### What is being asked:
From the listing below, return each line that includes "heading".

### Listing:
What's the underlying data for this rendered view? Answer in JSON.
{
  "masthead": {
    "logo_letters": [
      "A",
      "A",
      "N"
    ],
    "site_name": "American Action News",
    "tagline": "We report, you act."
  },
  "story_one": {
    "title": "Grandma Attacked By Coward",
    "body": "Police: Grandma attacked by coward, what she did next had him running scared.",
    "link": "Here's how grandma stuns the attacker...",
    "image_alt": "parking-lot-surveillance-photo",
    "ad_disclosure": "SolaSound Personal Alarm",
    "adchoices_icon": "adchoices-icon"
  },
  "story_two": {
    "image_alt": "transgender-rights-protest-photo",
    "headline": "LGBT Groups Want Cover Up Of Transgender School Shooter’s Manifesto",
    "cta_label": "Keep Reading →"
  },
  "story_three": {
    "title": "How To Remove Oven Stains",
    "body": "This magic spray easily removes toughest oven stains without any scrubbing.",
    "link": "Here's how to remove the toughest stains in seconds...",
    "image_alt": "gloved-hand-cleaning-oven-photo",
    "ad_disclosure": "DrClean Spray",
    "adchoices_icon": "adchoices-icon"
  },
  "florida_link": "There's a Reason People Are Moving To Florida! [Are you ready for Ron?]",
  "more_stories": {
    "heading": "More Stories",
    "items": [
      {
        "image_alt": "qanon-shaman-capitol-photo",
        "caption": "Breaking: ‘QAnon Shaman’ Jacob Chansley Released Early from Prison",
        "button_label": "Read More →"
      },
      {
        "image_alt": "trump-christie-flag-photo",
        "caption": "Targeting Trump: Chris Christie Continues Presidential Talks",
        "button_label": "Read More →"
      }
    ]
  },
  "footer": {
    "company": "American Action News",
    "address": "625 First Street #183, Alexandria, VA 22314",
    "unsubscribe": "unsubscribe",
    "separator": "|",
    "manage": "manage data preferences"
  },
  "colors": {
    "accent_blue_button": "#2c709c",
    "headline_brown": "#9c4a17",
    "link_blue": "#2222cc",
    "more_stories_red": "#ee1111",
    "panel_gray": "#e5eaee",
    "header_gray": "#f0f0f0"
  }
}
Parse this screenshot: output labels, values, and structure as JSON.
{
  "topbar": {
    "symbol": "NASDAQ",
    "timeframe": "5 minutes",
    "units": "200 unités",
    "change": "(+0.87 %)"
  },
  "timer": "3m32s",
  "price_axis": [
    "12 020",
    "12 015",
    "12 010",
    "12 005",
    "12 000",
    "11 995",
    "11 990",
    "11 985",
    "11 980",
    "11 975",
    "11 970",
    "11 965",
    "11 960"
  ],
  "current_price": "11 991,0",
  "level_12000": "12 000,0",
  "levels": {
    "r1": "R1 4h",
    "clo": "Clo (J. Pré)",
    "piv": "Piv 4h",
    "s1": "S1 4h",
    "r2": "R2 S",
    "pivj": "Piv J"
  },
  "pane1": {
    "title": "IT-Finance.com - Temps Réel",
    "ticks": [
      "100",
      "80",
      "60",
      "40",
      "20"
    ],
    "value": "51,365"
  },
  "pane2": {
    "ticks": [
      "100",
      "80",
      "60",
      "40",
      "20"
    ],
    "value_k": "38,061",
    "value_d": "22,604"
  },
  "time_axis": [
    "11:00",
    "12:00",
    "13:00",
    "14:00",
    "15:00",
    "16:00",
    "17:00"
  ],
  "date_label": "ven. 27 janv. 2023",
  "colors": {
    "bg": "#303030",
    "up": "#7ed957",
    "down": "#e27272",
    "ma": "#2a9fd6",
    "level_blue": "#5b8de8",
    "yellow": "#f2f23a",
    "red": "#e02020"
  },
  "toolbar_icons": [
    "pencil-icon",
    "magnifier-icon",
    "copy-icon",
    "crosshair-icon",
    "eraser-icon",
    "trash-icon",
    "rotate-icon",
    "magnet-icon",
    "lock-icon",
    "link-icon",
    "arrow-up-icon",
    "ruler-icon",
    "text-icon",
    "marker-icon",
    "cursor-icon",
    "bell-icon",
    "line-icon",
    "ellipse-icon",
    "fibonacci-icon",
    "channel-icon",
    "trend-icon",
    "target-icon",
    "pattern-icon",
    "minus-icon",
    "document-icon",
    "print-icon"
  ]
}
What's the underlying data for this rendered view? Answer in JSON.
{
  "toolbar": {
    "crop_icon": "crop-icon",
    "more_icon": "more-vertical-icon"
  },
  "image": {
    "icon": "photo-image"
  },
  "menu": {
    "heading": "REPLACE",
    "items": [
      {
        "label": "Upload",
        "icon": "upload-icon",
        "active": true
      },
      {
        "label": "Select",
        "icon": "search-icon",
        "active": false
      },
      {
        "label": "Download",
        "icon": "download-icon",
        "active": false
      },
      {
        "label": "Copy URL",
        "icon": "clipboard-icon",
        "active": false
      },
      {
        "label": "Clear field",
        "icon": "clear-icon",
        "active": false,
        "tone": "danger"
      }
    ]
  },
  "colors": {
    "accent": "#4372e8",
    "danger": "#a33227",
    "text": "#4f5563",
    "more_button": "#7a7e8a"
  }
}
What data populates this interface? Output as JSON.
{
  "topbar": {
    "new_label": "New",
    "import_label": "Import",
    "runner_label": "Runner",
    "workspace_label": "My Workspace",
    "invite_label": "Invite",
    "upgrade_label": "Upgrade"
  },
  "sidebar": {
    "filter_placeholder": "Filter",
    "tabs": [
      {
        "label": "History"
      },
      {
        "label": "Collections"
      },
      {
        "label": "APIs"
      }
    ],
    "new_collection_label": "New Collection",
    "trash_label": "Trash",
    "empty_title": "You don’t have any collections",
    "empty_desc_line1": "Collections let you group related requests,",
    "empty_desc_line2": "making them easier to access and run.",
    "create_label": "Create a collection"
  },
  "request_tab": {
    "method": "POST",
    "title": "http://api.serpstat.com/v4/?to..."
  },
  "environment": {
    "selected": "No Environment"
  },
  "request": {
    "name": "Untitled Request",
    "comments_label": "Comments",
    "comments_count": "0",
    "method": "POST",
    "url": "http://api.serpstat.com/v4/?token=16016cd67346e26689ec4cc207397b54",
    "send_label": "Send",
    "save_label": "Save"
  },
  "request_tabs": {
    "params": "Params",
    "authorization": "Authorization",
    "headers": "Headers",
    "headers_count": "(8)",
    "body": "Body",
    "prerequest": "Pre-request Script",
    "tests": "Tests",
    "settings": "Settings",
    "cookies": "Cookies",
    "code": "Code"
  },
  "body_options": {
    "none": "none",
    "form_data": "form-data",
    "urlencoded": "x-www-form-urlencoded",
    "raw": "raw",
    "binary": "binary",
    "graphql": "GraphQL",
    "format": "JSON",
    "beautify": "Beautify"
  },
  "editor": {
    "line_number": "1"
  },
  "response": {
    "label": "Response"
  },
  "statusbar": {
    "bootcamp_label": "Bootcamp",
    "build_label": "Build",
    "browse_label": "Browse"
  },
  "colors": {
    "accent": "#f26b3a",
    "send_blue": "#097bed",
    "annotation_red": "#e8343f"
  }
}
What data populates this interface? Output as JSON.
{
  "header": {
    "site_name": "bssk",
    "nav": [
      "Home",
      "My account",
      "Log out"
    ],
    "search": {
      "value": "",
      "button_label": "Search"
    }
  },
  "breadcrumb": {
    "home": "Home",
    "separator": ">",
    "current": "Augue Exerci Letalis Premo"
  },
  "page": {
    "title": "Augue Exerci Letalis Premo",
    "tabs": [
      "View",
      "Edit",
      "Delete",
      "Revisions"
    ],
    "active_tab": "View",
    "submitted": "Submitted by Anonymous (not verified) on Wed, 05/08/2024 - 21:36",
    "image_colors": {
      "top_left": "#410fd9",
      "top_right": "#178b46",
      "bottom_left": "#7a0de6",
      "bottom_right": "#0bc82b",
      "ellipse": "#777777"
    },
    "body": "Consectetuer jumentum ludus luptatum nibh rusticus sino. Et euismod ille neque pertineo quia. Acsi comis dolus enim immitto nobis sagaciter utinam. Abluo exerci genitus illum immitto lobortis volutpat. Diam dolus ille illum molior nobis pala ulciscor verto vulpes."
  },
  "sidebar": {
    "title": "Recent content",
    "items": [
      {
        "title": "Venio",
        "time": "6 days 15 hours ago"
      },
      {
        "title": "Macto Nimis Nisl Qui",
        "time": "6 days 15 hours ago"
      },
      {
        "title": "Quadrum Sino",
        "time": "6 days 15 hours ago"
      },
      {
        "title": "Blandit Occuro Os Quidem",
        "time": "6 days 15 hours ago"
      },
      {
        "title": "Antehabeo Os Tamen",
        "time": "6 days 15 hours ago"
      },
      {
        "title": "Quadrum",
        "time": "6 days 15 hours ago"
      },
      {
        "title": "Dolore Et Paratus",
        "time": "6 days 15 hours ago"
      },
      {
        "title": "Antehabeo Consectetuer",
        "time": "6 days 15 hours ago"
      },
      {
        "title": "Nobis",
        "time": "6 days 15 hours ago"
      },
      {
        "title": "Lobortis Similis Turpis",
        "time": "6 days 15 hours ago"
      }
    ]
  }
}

### Response:
    "heading": "More Stories",
    "heading": "REPLACE",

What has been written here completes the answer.